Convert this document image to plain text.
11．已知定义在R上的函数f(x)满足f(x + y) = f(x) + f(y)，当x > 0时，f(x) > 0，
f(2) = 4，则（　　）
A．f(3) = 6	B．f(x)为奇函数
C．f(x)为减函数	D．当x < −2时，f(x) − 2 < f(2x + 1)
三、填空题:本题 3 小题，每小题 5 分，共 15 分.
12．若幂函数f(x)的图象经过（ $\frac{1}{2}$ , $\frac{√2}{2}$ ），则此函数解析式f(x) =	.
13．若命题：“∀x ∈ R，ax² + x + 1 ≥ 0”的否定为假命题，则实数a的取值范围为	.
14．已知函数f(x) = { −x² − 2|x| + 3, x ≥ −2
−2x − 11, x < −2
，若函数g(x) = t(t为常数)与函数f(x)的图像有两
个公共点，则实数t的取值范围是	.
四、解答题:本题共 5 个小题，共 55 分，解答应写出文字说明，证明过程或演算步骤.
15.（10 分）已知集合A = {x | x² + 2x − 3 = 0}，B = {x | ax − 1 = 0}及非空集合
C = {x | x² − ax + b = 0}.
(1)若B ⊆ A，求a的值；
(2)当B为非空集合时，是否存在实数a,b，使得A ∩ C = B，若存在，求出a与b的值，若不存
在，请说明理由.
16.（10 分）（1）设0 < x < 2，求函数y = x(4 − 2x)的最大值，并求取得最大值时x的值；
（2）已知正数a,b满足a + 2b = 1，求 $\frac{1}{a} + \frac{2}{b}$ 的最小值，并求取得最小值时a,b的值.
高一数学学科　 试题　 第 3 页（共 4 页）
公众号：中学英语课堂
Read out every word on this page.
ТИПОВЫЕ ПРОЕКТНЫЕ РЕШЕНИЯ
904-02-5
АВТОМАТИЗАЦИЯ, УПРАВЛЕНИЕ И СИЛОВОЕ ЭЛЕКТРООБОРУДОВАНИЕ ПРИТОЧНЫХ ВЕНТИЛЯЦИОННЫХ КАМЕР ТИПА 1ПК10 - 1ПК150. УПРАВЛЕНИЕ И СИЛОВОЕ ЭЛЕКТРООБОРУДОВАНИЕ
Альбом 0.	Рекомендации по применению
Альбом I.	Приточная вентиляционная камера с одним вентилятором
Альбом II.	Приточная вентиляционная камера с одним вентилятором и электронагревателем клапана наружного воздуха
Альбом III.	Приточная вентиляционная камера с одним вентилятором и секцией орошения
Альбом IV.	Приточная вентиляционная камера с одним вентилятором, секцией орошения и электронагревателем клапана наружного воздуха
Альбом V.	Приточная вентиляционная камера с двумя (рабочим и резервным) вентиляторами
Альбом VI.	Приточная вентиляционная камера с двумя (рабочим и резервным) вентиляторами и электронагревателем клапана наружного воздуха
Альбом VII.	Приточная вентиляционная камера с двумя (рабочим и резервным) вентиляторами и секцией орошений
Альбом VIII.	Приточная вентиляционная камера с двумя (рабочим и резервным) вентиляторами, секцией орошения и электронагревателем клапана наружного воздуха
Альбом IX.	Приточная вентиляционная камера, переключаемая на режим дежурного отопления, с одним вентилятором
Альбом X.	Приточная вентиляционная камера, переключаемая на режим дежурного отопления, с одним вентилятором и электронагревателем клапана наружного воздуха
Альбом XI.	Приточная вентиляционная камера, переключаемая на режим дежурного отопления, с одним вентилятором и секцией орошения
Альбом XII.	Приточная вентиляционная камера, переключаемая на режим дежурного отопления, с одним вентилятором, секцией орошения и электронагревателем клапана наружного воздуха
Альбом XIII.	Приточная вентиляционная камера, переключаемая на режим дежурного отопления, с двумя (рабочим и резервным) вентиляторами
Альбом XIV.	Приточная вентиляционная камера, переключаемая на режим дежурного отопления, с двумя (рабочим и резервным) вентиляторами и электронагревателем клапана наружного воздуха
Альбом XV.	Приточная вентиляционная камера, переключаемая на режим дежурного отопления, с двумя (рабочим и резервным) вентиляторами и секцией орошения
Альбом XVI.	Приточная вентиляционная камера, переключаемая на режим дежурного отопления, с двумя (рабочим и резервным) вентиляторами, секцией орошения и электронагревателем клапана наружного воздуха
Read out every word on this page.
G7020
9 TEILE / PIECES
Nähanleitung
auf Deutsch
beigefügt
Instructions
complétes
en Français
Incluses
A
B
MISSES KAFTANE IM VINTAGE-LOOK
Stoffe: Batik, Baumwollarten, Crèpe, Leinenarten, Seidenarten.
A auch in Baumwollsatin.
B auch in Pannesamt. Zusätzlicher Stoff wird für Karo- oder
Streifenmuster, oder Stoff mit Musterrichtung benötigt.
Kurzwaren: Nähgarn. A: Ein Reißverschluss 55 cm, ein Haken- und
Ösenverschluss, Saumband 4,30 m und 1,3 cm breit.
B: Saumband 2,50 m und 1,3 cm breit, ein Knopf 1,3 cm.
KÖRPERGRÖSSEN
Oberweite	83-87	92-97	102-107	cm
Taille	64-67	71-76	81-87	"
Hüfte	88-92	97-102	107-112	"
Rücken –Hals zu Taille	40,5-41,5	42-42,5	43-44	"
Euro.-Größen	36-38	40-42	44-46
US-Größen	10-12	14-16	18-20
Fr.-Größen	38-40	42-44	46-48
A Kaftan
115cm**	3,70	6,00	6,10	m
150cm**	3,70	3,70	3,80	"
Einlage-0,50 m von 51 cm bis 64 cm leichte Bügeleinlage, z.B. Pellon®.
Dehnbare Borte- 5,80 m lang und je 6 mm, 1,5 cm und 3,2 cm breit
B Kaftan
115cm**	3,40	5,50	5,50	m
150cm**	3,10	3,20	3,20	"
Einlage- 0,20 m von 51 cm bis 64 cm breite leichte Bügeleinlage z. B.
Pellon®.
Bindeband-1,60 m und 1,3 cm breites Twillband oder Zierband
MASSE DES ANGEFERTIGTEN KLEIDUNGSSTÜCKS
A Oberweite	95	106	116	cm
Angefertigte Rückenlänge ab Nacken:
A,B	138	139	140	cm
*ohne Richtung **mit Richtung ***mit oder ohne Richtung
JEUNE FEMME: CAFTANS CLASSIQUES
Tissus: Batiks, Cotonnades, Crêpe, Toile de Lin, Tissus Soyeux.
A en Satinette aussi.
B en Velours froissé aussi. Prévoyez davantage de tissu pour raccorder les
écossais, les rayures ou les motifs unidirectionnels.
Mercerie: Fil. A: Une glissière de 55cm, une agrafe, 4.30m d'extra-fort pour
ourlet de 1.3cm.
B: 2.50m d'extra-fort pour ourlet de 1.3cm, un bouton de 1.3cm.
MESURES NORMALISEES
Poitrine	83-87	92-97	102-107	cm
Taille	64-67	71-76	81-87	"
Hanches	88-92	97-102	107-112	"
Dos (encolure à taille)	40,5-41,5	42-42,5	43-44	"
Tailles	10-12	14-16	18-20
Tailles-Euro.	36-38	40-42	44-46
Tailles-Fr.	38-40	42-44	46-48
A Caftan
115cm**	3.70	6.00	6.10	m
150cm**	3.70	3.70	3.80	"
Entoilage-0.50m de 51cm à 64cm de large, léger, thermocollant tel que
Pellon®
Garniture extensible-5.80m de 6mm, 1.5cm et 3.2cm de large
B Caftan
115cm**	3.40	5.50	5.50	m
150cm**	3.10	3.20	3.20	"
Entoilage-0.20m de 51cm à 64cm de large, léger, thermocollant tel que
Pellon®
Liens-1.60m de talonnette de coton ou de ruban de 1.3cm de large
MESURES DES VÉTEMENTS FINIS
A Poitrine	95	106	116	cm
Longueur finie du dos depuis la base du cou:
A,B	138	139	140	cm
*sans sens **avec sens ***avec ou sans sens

» **Stated goal**:
Produce an exact copy of every entry above.

» **Result for this exercise**:
Convert this document image to plain text.
11．已知定义在R上的函数f(x)满足f(x + y) = f(x) + f(y)，当x > 0时，f(x) > 0，
f(2) = 4，则（　　）
A．f(3) = 6	B．f(x)为奇函数
C．f(x)为减函数	D．当x < −2时，f(x) − 2 < f(2x + 1)
三、填空题:本题 3 小题，每小题 5 分，共 15 分.
12．若幂函数f(x)的图象经过（ $\frac{1}{2}$ , $\frac{√2}{2}$ ），则此函数解析式f(x) =	.
13．若命题：“∀x ∈ R，ax² + x + 1 ≥ 0”的否定为假命题，则实数a的取值范围为	.
14．已知函数f(x) = { −x² − 2|x| + 3, x ≥ −2
−2x − 11, x < −2
，若函数g(x) = t(t为常数)与函数f(x)的图像有两
个公共点，则实数t的取值范围是	.
四、解答题:本题共 5 个小题，共 55 分，解答应写出文字说明，证明过程或演算步骤.
15.（10 分）已知集合A = {x | x² + 2x − 3 = 0}，B = {x | ax − 1 = 0}及非空集合
C = {x | x² − ax + b = 0}.
(1)若B ⊆ A，求a的值；
(2)当B为非空集合时，是否存在实数a,b，使得A ∩ C = B，若存在，求出a与b的值，若不存
在，请说明理由.
16.（10 分）（1）设0 < x < 2，求函数y = x(4 − 2x)的最大值，并求取得最大值时x的值；
（2）已知正数a,b满足a + 2b = 1，求 $\frac{1}{a} + \frac{2}{b}$ 的最小值，并求取得最小值时a,b的值.
高一数学学科　 试题　 第 3 页（共 4 页）
公众号：中学英语课堂
Read out every word on this page.
ТИПОВЫЕ ПРОЕКТНЫЕ РЕШЕНИЯ
904-02-5
АВТОМАТИЗАЦИЯ, УПРАВЛЕНИЕ И СИЛОВОЕ ЭЛЕКТРООБОРУДОВАНИЕ ПРИТОЧНЫХ ВЕНТИЛЯЦИОННЫХ КАМЕР ТИПА 1ПК10 - 1ПК150. УПРАВЛЕНИЕ И СИЛОВОЕ ЭЛЕКТРООБОРУДОВАНИЕ
Альбом 0.	Рекомендации по применению
Альбом I.	Приточная вентиляционная камера с одним вентилятором
Альбом II.	Приточная вентиляционная камера с одним вентилятором и электронагревателем клапана наружного воздуха
Альбом III.	Приточная вентиляционная камера с одним вентилятором и секцией орошения
Альбом IV.	Приточная вентиляционная камера с одним вентилятором, секцией орошения и электронагревателем клапана наружного воздуха
Альбом V.	Приточная вентиляционная камера с двумя (рабочим и резервным) вентиляторами
Альбом VI.	Приточная вентиляционная камера с двумя (рабочим и резервным) вентиляторами и электронагревателем клапана наружного воздуха
Альбом VII.	Приточная вентиляционная камера с двумя (рабочим и резервным) вентиляторами и секцией орошений
Альбом VIII.	Приточная вентиляционная камера с двумя (рабочим и резервным) вентиляторами, секцией орошения и электронагревателем клапана наружного воздуха
Альбом IX.	Приточная вентиляционная камера, переключаемая на режим дежурного отопления, с одним вентилятором
Альбом X.	Приточная вентиляционная камера, переключаемая на режим дежурного отопления, с одним вентилятором и электронагревателем клапана наружного воздуха
Альбом XI.	Приточная вентиляционная камера, переключаемая на режим дежурного отопления, с одним вентилятором и секцией орошения
Альбом XII.	Приточная вентиляционная камера, переключаемая на режим дежурного отопления, с одним вентилятором, секцией орошения и электронагревателем клапана наружного воздуха
Альбом XIII.	Приточная вентиляционная камера, переключаемая на режим дежурного отопления, с двумя (рабочим и резервным) вентиляторами
Альбом XIV.	Приточная вентиляционная камера, переключаемая на режим дежурного отопления, с двумя (рабочим и резервным) вентиляторами и электронагревателем клапана наружного воздуха
Альбом XV.	Приточная вентиляционная камера, переключаемая на режим дежурного отопления, с двумя (рабочим и резервным) вентиляторами и секцией орошения
Альбом XVI.	Приточная вентиляционная камера, переключаемая на режим дежурного отопления, с двумя (рабочим и резервным) вентиляторами, секцией орошения и электронагревателем клапана наружного воздуха
Read out every word on this page.
G7020
9 TEILE / PIECES
Nähanleitung
auf Deutsch
beigefügt
Instructions
complétes
en Français
Incluses
A
B
MISSES KAFTANE IM VINTAGE-LOOK
Stoffe: Batik, Baumwollarten, Crèpe, Leinenarten, Seidenarten.
A auch in Baumwollsatin.
B auch in Pannesamt. Zusätzlicher Stoff wird für Karo- oder
Streifenmuster, oder Stoff mit Musterrichtung benötigt.
Kurzwaren: Nähgarn. A: Ein Reißverschluss 55 cm, ein Haken- und
Ösenverschluss, Saumband 4,30 m und 1,3 cm breit.
B: Saumband 2,50 m und 1,3 cm breit, ein Knopf 1,3 cm.
KÖRPERGRÖSSEN
Oberweite	83-87	92-97	102-107	cm
Taille	64-67	71-76	81-87	"
Hüfte	88-92	97-102	107-112	"
Rücken –Hals zu Taille	40,5-41,5	42-42,5	43-44	"
Euro.-Größen	36-38	40-42	44-46
US-Größen	10-12	14-16	18-20
Fr.-Größen	38-40	42-44	46-48
A Kaftan
115cm**	3,70	6,00	6,10	m
150cm**	3,70	3,70	3,80	"
Einlage-0,50 m von 51 cm bis 64 cm leichte Bügeleinlage, z.B. Pellon®.
Dehnbare Borte- 5,80 m lang und je 6 mm, 1,5 cm und 3,2 cm breit
B Kaftan
115cm**	3,40	5,50	5,50	m
150cm**	3,10	3,20	3,20	"
Einlage- 0,20 m von 51 cm bis 64 cm breite leichte Bügeleinlage z. B.
Pellon®.
Bindeband-1,60 m und 1,3 cm breites Twillband oder Zierband
MASSE DES ANGEFERTIGTEN KLEIDUNGSSTÜCKS
A Oberweite	95	106	116	cm
Angefertigte Rückenlänge ab Nacken:
A,B	138	139	140	cm
*ohne Richtung **mit Richtung ***mit oder ohne Richtung
JEUNE FEMME: CAFTANS CLASSIQUES
Tissus: Batiks, Cotonnades, Crêpe, Toile de Lin, Tissus Soyeux.
A en Satinette aussi.
B en Velours froissé aussi. Prévoyez davantage de tissu pour raccorder les
écossais, les rayures ou les motifs unidirectionnels.
Mercerie: Fil. A: Une glissière de 55cm, une agrafe, 4.30m d'extra-fort pour
ourlet de 1.3cm.
B: 2.50m d'extra-fort pour ourlet de 1.3cm, un bouton de 1.3cm.
MESURES NORMALISEES
Poitrine	83-87	92-97	102-107	cm
Taille	64-67	71-76	81-87	"
Hanches	88-92	97-102	107-112	"
Dos (encolure à taille)	40,5-41,5	42-42,5	43-44	"
Tailles	10-12	14-16	18-20
Tailles-Euro.	36-38	40-42	44-46
Tailles-Fr.	38-40	42-44	46-48
A Caftan
115cm**	3.70	6.00	6.10	m
150cm**	3.70	3.70	3.80	"
Entoilage-0.50m de 51cm à 64cm de large, léger, thermocollant tel que
Pellon®
Garniture extensible-5.80m de 6mm, 1.5cm et 3.2cm de large
B Caftan
115cm**	3.40	5.50	5.50	m
150cm**	3.10	3.20	3.20	"
Entoilage-0.20m de 51cm à 64cm de large, léger, thermocollant tel que
Pellon®
Liens-1.60m de talonnette de coton ou de ruban de 1.3cm de large
MESURES DES VÉTEMENTS FINIS
A Poitrine	95	106	116	cm
Longueur finie du dos depuis la base du cou:
A,B	138	139	140	cm
*sans sens **avec sens ***avec ou sans sens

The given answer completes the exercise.